Goal of the exercise
Identify the lines that contain the string "localhost" and report only how many there are.

-- Recorded information start --

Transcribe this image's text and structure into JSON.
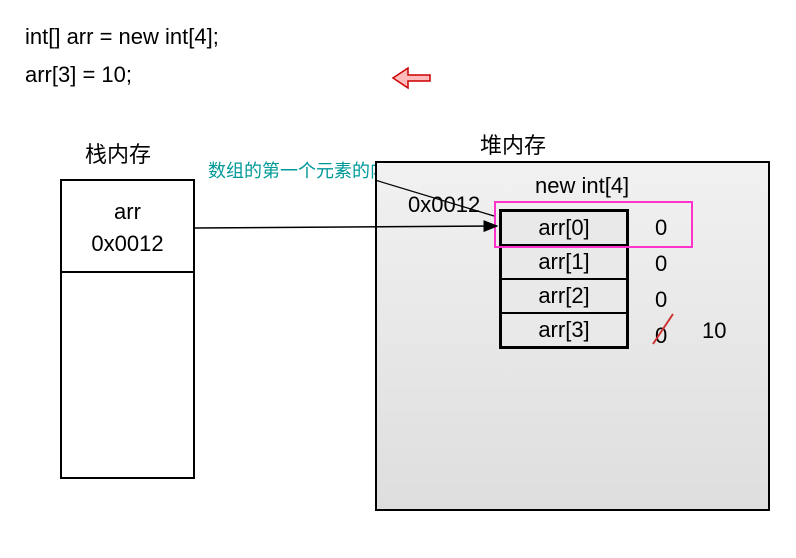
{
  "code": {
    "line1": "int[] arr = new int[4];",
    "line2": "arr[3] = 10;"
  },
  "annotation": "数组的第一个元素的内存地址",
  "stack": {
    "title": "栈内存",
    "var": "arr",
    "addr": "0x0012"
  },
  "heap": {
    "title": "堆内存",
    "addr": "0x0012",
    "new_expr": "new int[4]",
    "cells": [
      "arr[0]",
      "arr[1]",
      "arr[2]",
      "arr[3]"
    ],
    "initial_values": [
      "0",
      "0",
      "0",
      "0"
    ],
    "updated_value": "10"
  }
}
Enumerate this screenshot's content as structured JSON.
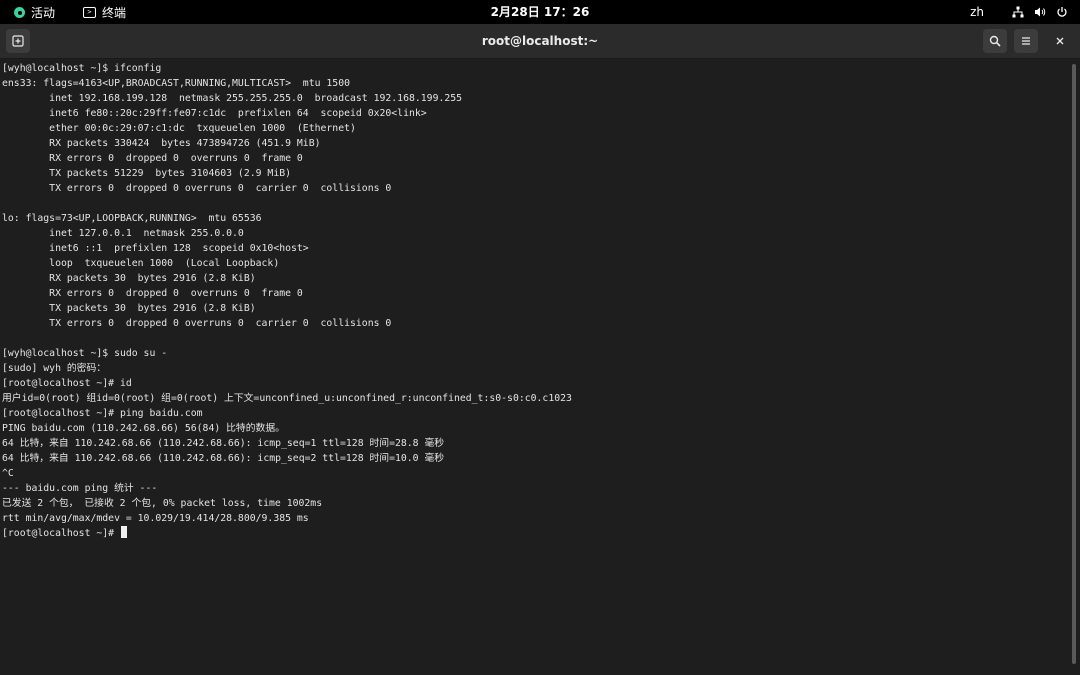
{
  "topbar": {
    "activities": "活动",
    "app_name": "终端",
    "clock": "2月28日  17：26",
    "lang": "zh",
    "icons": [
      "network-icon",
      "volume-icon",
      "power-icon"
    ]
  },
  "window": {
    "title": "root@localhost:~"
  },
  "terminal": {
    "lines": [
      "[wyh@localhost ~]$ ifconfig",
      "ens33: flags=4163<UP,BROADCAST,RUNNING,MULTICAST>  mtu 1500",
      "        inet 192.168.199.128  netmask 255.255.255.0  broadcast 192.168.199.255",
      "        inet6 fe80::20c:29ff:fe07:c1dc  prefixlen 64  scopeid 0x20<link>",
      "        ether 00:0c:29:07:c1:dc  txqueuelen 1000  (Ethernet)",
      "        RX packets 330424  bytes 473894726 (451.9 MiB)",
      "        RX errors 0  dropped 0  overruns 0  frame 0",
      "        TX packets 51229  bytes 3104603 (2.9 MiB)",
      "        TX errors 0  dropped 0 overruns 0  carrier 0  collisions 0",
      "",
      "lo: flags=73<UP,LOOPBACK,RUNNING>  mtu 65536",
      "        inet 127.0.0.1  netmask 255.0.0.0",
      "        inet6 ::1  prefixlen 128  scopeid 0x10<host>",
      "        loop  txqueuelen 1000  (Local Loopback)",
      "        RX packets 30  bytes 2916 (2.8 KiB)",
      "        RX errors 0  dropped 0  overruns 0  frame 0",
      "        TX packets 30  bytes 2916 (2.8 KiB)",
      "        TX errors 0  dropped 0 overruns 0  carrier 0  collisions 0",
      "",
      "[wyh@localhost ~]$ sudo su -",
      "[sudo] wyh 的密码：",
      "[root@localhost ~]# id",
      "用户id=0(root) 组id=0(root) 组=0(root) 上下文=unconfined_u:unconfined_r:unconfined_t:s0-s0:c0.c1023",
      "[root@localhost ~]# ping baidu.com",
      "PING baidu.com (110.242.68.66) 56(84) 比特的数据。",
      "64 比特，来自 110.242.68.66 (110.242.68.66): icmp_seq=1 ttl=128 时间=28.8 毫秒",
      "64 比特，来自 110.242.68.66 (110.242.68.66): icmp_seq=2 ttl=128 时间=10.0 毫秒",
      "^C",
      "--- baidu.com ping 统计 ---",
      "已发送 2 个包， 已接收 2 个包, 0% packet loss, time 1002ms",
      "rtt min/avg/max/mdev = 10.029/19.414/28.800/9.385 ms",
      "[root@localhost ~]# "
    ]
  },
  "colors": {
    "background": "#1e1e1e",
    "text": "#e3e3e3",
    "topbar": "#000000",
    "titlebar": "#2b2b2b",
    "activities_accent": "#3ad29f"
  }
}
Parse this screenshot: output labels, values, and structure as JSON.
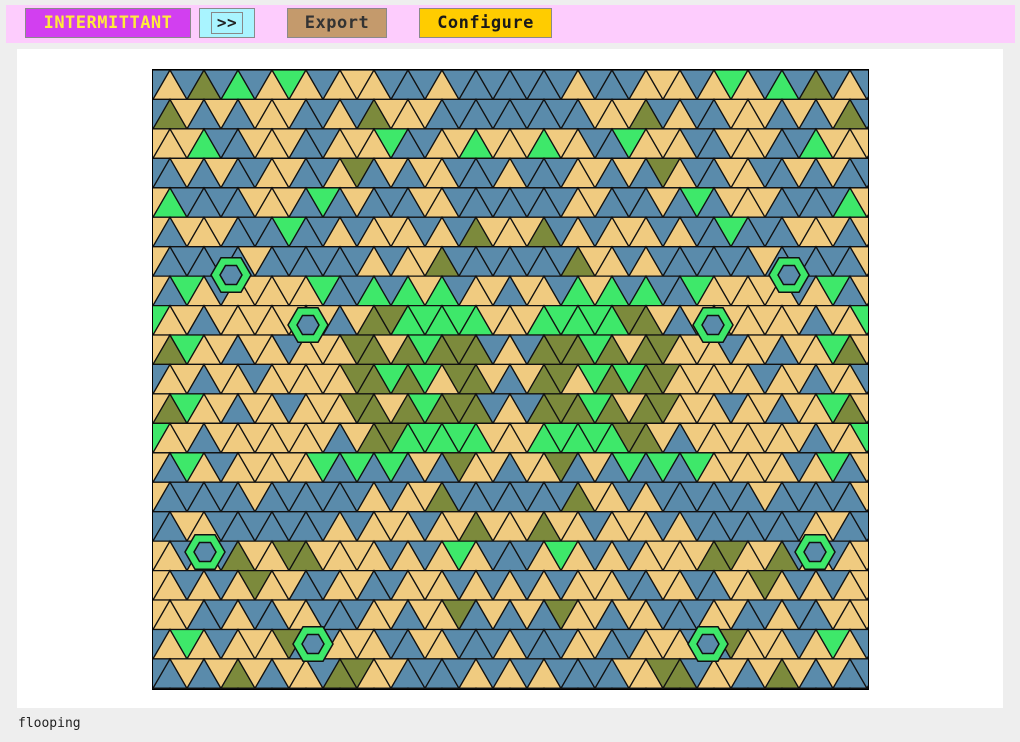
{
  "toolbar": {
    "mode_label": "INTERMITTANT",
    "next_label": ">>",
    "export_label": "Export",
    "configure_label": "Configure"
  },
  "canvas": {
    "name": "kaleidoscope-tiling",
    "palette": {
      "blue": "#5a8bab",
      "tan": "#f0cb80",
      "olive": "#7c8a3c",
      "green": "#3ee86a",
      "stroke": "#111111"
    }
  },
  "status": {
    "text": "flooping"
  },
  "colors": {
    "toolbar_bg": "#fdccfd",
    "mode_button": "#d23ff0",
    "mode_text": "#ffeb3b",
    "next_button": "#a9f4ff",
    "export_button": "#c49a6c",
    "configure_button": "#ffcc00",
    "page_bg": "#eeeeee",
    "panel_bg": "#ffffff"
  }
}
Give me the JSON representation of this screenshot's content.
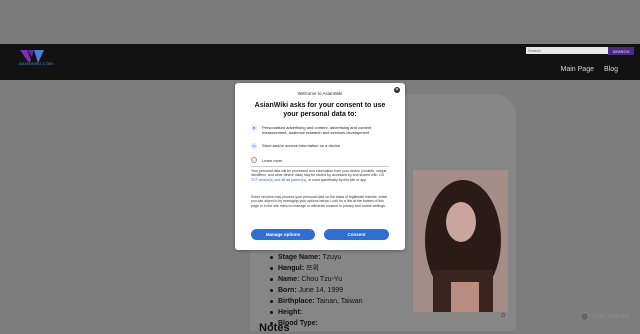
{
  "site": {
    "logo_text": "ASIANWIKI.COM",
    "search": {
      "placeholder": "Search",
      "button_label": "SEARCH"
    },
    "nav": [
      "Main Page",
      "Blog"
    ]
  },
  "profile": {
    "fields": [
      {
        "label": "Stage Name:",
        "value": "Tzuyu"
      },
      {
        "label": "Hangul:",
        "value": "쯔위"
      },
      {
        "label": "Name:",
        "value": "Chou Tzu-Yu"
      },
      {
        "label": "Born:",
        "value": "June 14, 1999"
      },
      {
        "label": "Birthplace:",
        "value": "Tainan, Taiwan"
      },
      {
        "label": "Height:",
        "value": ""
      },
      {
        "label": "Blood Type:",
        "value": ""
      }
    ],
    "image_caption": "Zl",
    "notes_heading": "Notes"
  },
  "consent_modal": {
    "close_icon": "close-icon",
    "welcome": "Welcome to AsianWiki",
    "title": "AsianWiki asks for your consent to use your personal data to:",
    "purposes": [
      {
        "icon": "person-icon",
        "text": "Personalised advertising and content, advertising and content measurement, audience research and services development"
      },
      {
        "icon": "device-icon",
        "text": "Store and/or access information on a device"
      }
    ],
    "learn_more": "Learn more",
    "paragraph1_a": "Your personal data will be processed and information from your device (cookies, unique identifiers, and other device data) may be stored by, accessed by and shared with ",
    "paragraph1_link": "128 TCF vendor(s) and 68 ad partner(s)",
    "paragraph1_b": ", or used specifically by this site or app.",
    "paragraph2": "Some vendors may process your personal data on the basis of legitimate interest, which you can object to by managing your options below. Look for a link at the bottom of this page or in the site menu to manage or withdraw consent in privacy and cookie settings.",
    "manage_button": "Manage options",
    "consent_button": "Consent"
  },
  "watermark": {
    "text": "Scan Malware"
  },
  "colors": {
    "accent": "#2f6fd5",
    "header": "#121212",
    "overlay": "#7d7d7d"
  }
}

-- Recorded information end --

Result of this exercise
6